Pull out every line below that contains the word "color".

▶ [Rows]
————————
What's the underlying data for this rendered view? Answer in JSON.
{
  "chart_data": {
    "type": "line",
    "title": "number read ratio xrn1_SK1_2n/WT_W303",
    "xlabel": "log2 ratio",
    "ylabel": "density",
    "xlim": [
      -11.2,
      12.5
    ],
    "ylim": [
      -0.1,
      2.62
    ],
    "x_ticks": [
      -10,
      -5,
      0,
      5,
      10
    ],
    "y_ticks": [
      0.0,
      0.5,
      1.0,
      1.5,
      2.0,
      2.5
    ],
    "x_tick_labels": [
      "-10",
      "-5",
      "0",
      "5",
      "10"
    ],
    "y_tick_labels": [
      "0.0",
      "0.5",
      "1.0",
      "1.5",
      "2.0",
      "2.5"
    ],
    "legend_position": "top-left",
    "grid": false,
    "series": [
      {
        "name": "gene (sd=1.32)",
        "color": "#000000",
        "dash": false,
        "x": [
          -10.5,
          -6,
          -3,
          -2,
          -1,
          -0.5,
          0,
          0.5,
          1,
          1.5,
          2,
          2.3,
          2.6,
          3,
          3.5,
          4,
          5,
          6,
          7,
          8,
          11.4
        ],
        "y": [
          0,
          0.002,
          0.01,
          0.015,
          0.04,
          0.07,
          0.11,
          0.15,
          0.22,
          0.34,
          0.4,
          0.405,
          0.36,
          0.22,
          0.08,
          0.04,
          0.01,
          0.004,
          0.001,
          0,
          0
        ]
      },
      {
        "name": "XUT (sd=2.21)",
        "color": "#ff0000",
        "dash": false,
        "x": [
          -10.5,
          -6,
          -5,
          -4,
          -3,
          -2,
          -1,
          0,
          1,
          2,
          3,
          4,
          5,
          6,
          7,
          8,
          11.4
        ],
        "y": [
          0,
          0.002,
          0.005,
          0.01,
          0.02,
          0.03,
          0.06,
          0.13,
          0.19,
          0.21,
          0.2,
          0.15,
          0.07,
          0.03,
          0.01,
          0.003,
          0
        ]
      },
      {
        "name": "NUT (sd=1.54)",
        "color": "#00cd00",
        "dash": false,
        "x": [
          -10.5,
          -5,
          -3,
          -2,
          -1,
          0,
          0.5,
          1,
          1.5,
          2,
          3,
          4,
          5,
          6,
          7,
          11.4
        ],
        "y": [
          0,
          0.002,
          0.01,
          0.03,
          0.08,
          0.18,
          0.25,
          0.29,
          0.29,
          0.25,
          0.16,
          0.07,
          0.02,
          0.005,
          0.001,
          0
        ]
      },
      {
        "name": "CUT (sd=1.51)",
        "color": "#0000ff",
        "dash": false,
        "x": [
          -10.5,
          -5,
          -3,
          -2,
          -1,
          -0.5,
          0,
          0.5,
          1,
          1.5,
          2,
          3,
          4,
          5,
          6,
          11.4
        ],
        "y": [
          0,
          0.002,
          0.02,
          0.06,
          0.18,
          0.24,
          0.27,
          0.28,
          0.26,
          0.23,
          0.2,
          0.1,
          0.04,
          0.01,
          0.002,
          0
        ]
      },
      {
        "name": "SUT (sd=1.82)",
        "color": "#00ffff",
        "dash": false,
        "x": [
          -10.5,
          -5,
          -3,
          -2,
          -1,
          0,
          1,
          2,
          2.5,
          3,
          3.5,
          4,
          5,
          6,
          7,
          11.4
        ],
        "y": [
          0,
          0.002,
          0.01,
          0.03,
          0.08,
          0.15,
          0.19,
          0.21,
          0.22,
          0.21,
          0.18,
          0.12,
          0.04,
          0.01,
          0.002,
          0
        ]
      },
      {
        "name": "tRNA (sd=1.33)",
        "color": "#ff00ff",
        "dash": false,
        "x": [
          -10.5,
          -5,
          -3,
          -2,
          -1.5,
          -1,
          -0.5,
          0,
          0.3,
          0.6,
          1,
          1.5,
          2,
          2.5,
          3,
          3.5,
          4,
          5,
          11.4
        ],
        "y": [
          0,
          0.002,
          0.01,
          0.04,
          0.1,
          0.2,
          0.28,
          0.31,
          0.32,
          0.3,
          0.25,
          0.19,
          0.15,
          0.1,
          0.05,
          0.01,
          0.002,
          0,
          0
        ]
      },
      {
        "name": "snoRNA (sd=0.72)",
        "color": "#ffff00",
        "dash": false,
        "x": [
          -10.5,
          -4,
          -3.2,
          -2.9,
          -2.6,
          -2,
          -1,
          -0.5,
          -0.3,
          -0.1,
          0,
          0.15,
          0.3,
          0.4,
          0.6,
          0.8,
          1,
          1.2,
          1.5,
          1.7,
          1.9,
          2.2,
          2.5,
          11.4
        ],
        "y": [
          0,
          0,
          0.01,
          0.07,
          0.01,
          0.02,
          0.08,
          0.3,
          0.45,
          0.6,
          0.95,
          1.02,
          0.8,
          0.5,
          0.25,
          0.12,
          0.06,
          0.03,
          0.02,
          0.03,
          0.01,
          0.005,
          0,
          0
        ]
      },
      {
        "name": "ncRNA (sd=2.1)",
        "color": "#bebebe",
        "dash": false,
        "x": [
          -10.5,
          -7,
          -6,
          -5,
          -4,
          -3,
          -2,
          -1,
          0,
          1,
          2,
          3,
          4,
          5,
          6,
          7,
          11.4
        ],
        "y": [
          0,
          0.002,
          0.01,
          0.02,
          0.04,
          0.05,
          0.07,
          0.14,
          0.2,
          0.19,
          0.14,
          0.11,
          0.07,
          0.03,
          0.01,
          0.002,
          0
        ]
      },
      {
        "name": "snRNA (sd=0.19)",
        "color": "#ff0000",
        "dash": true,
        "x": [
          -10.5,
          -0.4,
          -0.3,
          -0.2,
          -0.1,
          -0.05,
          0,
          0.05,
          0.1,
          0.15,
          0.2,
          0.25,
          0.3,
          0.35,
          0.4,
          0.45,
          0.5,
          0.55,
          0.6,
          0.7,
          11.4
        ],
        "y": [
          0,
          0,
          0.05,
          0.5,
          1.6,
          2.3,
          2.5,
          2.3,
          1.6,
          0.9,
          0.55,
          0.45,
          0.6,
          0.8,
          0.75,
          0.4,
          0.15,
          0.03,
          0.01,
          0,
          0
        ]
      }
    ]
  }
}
————————
▶ [Exercise answer]
        "color": "#000000",
        "color": "#ff0000",
        "color": "#00cd00",
        "color": "#0000ff",
        "color": "#00ffff",
        "color": "#ff00ff",
        "color": "#ffff00",
        "color": "#bebebe",
        "color": "#ff0000",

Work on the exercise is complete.